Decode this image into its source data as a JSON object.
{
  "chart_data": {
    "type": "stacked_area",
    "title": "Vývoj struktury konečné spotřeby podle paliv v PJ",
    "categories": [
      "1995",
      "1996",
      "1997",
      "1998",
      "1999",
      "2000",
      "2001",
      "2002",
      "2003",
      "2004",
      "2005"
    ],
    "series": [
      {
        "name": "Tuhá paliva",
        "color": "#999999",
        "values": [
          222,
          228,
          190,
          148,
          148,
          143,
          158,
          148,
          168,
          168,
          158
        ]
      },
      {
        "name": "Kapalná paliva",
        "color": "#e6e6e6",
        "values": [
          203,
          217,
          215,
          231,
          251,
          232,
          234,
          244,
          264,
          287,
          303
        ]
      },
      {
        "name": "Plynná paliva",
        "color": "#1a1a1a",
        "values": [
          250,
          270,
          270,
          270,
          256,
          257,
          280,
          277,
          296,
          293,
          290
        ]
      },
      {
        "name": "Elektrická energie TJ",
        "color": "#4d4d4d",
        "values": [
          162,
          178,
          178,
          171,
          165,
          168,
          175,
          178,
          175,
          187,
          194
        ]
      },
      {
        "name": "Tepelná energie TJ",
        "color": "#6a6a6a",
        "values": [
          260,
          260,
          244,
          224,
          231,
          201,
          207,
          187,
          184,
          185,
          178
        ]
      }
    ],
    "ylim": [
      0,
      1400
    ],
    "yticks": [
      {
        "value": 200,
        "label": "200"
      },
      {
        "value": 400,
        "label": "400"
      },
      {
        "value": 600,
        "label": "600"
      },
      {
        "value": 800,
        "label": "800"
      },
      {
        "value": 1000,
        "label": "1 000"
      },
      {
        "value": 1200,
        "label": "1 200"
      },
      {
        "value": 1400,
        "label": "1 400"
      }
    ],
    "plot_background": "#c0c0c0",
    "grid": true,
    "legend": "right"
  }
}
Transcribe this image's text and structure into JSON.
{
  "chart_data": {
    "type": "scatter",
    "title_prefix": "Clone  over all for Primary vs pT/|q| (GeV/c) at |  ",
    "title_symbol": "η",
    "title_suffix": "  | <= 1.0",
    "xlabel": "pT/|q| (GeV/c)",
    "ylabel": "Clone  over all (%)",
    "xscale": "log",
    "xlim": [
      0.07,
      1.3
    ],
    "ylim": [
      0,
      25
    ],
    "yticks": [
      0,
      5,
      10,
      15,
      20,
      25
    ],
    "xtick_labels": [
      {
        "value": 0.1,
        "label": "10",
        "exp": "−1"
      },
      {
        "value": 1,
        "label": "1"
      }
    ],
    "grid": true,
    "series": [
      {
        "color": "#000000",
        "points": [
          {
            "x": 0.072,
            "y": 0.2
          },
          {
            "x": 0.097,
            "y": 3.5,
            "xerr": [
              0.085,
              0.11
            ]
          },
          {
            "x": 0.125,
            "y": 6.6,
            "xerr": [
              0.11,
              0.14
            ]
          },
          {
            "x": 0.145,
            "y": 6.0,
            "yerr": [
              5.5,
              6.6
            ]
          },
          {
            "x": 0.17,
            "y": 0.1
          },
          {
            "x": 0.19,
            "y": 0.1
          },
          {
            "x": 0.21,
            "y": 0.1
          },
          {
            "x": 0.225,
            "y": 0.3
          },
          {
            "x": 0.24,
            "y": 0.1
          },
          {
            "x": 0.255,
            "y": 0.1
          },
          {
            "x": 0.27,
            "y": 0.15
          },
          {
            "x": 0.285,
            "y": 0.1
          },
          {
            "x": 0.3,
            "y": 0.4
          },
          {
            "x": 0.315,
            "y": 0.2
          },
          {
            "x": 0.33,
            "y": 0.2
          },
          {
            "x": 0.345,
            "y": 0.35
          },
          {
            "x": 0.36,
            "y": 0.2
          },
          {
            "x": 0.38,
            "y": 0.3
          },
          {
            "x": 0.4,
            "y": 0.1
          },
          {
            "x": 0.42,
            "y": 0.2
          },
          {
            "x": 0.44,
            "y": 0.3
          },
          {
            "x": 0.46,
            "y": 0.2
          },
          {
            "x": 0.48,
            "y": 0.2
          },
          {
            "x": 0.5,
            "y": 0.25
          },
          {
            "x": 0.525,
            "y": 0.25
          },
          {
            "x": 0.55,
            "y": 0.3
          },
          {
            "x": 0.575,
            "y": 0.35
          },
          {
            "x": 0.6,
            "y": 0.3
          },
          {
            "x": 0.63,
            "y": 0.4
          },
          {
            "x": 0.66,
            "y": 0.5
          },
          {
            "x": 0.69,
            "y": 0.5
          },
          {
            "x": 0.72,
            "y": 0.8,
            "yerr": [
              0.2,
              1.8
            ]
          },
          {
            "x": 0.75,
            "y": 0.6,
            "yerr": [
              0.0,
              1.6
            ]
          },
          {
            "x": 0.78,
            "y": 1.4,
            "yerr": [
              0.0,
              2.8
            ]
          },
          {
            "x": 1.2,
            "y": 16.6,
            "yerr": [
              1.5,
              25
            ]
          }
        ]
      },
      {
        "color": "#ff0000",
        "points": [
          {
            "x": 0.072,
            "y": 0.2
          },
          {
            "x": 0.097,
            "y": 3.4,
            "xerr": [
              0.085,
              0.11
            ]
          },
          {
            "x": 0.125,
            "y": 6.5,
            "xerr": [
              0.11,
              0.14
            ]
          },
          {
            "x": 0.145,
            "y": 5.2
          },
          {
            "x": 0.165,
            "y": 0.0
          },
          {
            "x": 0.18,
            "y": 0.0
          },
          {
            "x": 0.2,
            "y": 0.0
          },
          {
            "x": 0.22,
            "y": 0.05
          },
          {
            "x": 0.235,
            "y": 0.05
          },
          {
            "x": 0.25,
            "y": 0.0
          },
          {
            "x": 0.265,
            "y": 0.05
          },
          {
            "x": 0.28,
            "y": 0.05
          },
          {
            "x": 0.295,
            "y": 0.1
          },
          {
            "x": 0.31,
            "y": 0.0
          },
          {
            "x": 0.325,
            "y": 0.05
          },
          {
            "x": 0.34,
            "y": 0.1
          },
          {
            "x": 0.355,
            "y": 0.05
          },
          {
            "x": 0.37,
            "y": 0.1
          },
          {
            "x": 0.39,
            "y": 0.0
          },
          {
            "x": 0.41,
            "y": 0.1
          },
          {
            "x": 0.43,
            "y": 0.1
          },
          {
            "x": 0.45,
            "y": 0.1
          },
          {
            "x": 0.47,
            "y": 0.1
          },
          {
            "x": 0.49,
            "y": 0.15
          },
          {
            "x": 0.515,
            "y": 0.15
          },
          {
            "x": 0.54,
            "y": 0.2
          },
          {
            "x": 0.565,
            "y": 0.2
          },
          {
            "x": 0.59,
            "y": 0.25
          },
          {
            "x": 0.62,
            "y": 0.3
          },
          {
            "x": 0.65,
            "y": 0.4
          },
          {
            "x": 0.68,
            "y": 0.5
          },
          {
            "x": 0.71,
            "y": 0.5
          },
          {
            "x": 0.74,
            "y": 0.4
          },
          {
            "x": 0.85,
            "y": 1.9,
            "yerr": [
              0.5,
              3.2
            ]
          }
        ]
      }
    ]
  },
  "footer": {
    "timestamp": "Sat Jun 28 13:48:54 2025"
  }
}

[Objective]
Give back all the records exactly as they stand.

[Solution for this problem]
Decode this image into its source data as a JSON object.
{
  "chart_data": {
    "type": "stacked_area",
    "title": "Vývoj struktury konečné spotřeby podle paliv v PJ",
    "categories": [
      "1995",
      "1996",
      "1997",
      "1998",
      "1999",
      "2000",
      "2001",
      "2002",
      "2003",
      "2004",
      "2005"
    ],
    "series": [
      {
        "name": "Tuhá paliva",
        "color": "#999999",
        "values": [
          222,
          228,
          190,
          148,
          148,
          143,
          158,
          148,
          168,
          168,
          158
        ]
      },
      {
        "name": "Kapalná paliva",
        "color": "#e6e6e6",
        "values": [
          203,
          217,
          215,
          231,
          251,
          232,
          234,
          244,
          264,
          287,
          303
        ]
      },
      {
        "name": "Plynná paliva",
        "color": "#1a1a1a",
        "values": [
          250,
          270,
          270,
          270,
          256,
          257,
          280,
          277,
          296,
          293,
          290
        ]
      },
      {
        "name": "Elektrická energie TJ",
        "color": "#4d4d4d",
        "values": [
          162,
          178,
          178,
          171,
          165,
          168,
          175,
          178,
          175,
          187,
          194
        ]
      },
      {
        "name": "Tepelná energie TJ",
        "color": "#6a6a6a",
        "values": [
          260,
          260,
          244,
          224,
          231,
          201,
          207,
          187,
          184,
          185,
          178
        ]
      }
    ],
    "ylim": [
      0,
      1400
    ],
    "yticks": [
      {
        "value": 200,
        "label": "200"
      },
      {
        "value": 400,
        "label": "400"
      },
      {
        "value": 600,
        "label": "600"
      },
      {
        "value": 800,
        "label": "800"
      },
      {
        "value": 1000,
        "label": "1 000"
      },
      {
        "value": 1200,
        "label": "1 200"
      },
      {
        "value": 1400,
        "label": "1 400"
      }
    ],
    "plot_background": "#c0c0c0",
    "grid": true,
    "legend": "right"
  }
}
Transcribe this image's text and structure into JSON.
{
  "chart_data": {
    "type": "scatter",
    "title_prefix": "Clone  over all for Primary vs pT/|q| (GeV/c) at |  ",
    "title_symbol": "η",
    "title_suffix": "  | <= 1.0",
    "xlabel": "pT/|q| (GeV/c)",
    "ylabel": "Clone  over all (%)",
    "xscale": "log",
    "xlim": [
      0.07,
      1.3
    ],
    "ylim": [
      0,
      25
    ],
    "yticks": [
      0,
      5,
      10,
      15,
      20,
      25
    ],
    "xtick_labels": [
      {
        "value": 0.1,
        "label": "10",
        "exp": "−1"
      },
      {
        "value": 1,
        "label": "1"
      }
    ],
    "grid": true,
    "series": [
      {
        "color": "#000000",
        "points": [
          {
            "x": 0.072,
            "y": 0.2
          },
          {
            "x": 0.097,
            "y": 3.5,
            "xerr": [
              0.085,
              0.11
            ]
          },
          {
            "x": 0.125,
            "y": 6.6,
            "xerr": [
              0.11,
              0.14
            ]
          },
          {
            "x": 0.145,
            "y": 6.0,
            "yerr": [
              5.5,
              6.6
            ]
          },
          {
            "x": 0.17,
            "y": 0.1
          },
          {
            "x": 0.19,
            "y": 0.1
          },
          {
            "x": 0.21,
            "y": 0.1
          },
          {
            "x": 0.225,
            "y": 0.3
          },
          {
            "x": 0.24,
            "y": 0.1
          },
          {
            "x": 0.255,
            "y": 0.1
          },
          {
            "x": 0.27,
            "y": 0.15
          },
          {
            "x": 0.285,
            "y": 0.1
          },
          {
            "x": 0.3,
            "y": 0.4
          },
          {
            "x": 0.315,
            "y": 0.2
          },
          {
            "x": 0.33,
            "y": 0.2
          },
          {
            "x": 0.345,
            "y": 0.35
          },
          {
            "x": 0.36,
            "y": 0.2
          },
          {
            "x": 0.38,
            "y": 0.3
          },
          {
            "x": 0.4,
            "y": 0.1
          },
          {
            "x": 0.42,
            "y": 0.2
          },
          {
            "x": 0.44,
            "y": 0.3
          },
          {
            "x": 0.46,
            "y": 0.2
          },
          {
            "x": 0.48,
            "y": 0.2
          },
          {
            "x": 0.5,
            "y": 0.25
          },
          {
            "x": 0.525,
            "y": 0.25
          },
          {
            "x": 0.55,
            "y": 0.3
          },
          {
            "x": 0.575,
            "y": 0.35
          },
          {
            "x": 0.6,
            "y": 0.3
          },
          {
            "x": 0.63,
            "y": 0.4
          },
          {
            "x": 0.66,
            "y": 0.5
          },
          {
            "x": 0.69,
            "y": 0.5
          },
          {
            "x": 0.72,
            "y": 0.8,
            "yerr": [
              0.2,
              1.8
            ]
          },
          {
            "x": 0.75,
            "y": 0.6,
            "yerr": [
              0.0,
              1.6
            ]
          },
          {
            "x": 0.78,
            "y": 1.4,
            "yerr": [
              0.0,
              2.8
            ]
          },
          {
            "x": 1.2,
            "y": 16.6,
            "yerr": [
              1.5,
              25
            ]
          }
        ]
      },
      {
        "color": "#ff0000",
        "points": [
          {
            "x": 0.072,
            "y": 0.2
          },
          {
            "x": 0.097,
            "y": 3.4,
            "xerr": [
              0.085,
              0.11
            ]
          },
          {
            "x": 0.125,
            "y": 6.5,
            "xerr": [
              0.11,
              0.14
            ]
          },
          {
            "x": 0.145,
            "y": 5.2
          },
          {
            "x": 0.165,
            "y": 0.0
          },
          {
            "x": 0.18,
            "y": 0.0
          },
          {
            "x": 0.2,
            "y": 0.0
          },
          {
            "x": 0.22,
            "y": 0.05
          },
          {
            "x": 0.235,
            "y": 0.05
          },
          {
            "x": 0.25,
            "y": 0.0
          },
          {
            "x": 0.265,
            "y": 0.05
          },
          {
            "x": 0.28,
            "y": 0.05
          },
          {
            "x": 0.295,
            "y": 0.1
          },
          {
            "x": 0.31,
            "y": 0.0
          },
          {
            "x": 0.325,
            "y": 0.05
          },
          {
            "x": 0.34,
            "y": 0.1
          },
          {
            "x": 0.355,
            "y": 0.05
          },
          {
            "x": 0.37,
            "y": 0.1
          },
          {
            "x": 0.39,
            "y": 0.0
          },
          {
            "x": 0.41,
            "y": 0.1
          },
          {
            "x": 0.43,
            "y": 0.1
          },
          {
            "x": 0.45,
            "y": 0.1
          },
          {
            "x": 0.47,
            "y": 0.1
          },
          {
            "x": 0.49,
            "y": 0.15
          },
          {
            "x": 0.515,
            "y": 0.15
          },
          {
            "x": 0.54,
            "y": 0.2
          },
          {
            "x": 0.565,
            "y": 0.2
          },
          {
            "x": 0.59,
            "y": 0.25
          },
          {
            "x": 0.62,
            "y": 0.3
          },
          {
            "x": 0.65,
            "y": 0.4
          },
          {
            "x": 0.68,
            "y": 0.5
          },
          {
            "x": 0.71,
            "y": 0.5
          },
          {
            "x": 0.74,
            "y": 0.4
          },
          {
            "x": 0.85,
            "y": 1.9,
            "yerr": [
              0.5,
              3.2
            ]
          }
        ]
      }
    ]
  },
  "footer": {
    "timestamp": "Sat Jun 28 13:48:54 2025"
  }
}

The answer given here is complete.